• [Information shown]
________________________________________
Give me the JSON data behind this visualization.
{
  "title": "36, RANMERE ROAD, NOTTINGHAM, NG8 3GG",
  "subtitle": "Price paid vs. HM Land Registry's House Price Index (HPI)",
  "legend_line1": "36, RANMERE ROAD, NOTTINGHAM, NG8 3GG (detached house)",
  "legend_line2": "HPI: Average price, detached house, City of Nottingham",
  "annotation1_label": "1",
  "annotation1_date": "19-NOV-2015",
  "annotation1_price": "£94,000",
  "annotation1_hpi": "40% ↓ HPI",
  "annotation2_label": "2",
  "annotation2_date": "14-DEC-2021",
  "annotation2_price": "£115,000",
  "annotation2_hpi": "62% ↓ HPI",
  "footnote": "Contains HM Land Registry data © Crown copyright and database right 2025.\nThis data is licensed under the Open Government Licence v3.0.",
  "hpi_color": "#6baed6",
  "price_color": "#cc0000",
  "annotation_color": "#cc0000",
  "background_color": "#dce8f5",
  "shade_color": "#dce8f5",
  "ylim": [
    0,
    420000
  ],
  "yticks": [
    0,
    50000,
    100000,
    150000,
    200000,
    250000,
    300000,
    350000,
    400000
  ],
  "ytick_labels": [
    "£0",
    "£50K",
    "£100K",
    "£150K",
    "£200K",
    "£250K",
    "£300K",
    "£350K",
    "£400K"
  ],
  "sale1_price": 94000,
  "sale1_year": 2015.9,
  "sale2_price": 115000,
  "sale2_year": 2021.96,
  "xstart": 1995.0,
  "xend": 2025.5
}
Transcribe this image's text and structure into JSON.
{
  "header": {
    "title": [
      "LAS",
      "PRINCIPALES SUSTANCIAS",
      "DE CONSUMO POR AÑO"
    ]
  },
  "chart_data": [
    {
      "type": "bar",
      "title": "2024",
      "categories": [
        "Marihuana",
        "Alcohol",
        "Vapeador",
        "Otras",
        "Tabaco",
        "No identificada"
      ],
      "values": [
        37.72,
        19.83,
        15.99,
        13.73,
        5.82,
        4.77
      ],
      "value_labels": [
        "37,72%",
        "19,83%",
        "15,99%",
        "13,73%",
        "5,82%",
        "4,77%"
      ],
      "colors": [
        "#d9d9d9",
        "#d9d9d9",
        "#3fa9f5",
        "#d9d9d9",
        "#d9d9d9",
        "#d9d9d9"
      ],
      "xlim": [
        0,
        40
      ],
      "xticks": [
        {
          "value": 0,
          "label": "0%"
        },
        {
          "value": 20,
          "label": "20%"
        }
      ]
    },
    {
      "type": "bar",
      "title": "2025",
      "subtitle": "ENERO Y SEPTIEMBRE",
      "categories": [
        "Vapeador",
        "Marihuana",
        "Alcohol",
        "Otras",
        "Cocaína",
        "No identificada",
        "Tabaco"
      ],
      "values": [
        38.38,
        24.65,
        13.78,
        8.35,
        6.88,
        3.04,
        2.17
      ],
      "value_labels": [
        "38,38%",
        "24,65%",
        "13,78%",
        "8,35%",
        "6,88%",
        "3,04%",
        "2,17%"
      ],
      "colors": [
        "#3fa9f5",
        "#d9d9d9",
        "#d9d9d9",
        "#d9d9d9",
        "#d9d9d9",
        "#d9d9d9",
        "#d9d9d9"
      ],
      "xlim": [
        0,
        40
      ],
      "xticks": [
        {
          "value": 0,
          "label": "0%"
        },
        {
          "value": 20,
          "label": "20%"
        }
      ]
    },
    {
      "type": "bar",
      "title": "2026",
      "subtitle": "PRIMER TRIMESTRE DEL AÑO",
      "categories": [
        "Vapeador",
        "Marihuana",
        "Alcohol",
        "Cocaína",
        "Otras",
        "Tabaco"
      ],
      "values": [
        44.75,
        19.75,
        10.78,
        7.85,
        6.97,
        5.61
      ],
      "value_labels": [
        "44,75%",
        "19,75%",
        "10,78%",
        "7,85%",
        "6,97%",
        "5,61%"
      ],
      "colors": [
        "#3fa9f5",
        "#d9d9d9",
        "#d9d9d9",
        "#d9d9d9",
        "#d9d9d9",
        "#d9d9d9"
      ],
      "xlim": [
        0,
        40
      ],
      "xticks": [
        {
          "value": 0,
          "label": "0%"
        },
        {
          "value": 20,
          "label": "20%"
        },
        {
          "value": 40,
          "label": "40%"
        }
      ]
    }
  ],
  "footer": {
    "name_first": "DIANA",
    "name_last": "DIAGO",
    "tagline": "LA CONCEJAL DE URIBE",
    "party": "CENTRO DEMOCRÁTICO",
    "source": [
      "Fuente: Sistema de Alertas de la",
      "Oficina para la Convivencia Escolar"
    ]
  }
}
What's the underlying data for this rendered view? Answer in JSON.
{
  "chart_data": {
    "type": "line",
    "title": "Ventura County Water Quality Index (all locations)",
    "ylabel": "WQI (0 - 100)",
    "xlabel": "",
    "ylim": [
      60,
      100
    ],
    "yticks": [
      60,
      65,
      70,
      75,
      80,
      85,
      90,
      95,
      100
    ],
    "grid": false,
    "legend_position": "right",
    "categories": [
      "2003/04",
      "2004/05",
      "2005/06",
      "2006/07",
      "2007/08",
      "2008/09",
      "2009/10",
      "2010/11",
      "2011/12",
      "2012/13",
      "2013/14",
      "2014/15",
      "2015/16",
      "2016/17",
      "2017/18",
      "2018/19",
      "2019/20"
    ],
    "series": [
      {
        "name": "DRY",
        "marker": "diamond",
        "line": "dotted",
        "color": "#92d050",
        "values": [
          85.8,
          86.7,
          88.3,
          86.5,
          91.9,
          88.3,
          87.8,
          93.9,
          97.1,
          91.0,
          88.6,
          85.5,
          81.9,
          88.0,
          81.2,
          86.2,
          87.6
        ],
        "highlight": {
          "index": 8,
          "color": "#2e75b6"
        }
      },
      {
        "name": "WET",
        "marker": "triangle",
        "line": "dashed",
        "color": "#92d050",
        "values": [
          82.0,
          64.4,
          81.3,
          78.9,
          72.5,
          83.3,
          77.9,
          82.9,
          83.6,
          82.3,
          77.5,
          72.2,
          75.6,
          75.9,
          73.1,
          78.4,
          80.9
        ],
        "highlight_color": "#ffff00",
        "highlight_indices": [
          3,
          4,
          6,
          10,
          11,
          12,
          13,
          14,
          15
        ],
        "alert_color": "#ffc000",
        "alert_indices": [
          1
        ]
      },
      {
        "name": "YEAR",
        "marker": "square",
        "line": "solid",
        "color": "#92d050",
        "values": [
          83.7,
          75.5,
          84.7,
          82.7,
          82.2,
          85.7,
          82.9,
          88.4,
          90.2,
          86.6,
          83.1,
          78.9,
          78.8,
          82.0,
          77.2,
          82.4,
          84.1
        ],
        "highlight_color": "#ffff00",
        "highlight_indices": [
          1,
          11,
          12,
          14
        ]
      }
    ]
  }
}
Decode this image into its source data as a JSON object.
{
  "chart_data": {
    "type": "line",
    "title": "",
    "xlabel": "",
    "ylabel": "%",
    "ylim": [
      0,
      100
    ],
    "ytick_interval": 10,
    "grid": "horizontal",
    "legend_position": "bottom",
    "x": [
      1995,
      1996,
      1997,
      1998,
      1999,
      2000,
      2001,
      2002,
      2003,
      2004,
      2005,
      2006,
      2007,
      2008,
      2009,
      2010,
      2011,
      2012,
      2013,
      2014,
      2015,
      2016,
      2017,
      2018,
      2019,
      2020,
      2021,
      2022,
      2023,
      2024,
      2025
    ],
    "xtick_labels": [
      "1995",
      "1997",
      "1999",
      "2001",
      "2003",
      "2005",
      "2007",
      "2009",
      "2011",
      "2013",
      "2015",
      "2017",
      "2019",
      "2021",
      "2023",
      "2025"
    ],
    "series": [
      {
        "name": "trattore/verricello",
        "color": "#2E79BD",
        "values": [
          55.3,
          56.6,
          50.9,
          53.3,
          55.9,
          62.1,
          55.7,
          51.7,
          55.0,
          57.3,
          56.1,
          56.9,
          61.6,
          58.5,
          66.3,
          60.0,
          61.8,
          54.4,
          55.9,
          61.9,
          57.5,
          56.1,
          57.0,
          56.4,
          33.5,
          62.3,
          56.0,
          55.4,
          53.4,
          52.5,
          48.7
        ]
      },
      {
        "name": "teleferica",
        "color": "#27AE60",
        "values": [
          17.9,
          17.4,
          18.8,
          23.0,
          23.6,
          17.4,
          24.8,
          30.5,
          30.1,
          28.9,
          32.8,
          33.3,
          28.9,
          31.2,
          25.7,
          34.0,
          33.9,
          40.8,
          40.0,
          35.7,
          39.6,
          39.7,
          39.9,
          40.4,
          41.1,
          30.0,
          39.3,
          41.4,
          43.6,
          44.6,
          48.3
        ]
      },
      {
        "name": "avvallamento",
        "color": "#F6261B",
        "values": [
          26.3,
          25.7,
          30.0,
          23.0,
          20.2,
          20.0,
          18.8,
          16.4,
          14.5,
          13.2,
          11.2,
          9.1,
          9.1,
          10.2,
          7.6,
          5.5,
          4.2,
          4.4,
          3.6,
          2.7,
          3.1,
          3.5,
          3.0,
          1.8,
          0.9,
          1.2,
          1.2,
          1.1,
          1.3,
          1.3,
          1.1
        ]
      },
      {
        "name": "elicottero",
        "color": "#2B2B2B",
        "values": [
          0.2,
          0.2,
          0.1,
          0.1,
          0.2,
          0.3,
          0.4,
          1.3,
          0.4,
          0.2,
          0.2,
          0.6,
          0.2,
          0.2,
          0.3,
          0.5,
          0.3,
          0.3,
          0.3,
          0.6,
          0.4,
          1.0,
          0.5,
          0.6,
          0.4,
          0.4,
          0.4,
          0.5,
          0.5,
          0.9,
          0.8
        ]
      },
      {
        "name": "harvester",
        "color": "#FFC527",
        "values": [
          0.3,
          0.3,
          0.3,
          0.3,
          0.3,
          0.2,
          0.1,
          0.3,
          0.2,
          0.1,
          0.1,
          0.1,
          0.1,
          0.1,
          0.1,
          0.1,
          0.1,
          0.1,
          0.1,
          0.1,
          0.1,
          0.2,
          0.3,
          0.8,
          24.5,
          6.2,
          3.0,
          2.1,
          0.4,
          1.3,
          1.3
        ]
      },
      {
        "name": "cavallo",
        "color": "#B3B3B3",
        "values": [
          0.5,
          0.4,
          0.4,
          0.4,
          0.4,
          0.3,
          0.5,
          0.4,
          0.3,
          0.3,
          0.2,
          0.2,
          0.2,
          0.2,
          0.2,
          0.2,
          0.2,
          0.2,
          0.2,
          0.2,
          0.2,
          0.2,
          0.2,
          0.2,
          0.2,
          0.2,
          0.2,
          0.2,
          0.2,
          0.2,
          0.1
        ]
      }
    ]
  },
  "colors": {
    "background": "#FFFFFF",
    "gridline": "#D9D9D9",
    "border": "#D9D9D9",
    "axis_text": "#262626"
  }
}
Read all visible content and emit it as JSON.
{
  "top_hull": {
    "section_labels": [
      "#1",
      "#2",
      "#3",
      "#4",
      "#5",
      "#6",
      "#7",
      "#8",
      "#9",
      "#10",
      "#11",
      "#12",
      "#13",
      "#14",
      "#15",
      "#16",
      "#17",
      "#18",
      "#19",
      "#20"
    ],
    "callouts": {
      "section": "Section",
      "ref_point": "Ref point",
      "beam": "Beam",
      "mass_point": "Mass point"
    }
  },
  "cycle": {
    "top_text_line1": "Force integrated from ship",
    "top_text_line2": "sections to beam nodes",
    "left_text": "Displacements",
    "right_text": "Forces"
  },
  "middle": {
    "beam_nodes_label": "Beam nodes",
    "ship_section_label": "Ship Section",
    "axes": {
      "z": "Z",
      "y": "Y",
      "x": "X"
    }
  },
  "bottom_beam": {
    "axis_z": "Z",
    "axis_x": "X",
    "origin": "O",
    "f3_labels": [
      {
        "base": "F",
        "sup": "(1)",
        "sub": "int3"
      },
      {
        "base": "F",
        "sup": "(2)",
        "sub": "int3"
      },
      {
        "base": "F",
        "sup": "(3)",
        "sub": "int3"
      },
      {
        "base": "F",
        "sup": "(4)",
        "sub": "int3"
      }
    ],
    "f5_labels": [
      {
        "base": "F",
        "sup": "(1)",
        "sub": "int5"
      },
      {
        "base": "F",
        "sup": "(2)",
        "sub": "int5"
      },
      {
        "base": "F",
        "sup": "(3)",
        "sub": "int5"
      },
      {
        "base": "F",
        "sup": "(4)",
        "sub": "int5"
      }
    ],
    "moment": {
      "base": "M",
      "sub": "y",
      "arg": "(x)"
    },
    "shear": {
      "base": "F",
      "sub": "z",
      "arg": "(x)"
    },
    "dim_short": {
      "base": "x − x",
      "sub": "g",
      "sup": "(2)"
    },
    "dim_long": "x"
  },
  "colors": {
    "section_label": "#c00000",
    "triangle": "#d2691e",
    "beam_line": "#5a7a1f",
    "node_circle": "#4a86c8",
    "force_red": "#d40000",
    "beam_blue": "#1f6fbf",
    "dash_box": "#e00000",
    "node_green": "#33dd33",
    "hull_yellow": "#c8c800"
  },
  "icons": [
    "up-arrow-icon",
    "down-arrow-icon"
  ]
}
________________________________________
• [Prompt] Copy out each line in the listing that has the word "subtitle".

• [Response]
  "subtitle": "Price paid vs. HM Land Registry's House Price Index (HPI)",
      "subtitle": "ENERO Y SEPTIEMBRE",
      "subtitle": "PRIMER TRIMESTRE DEL AÑO",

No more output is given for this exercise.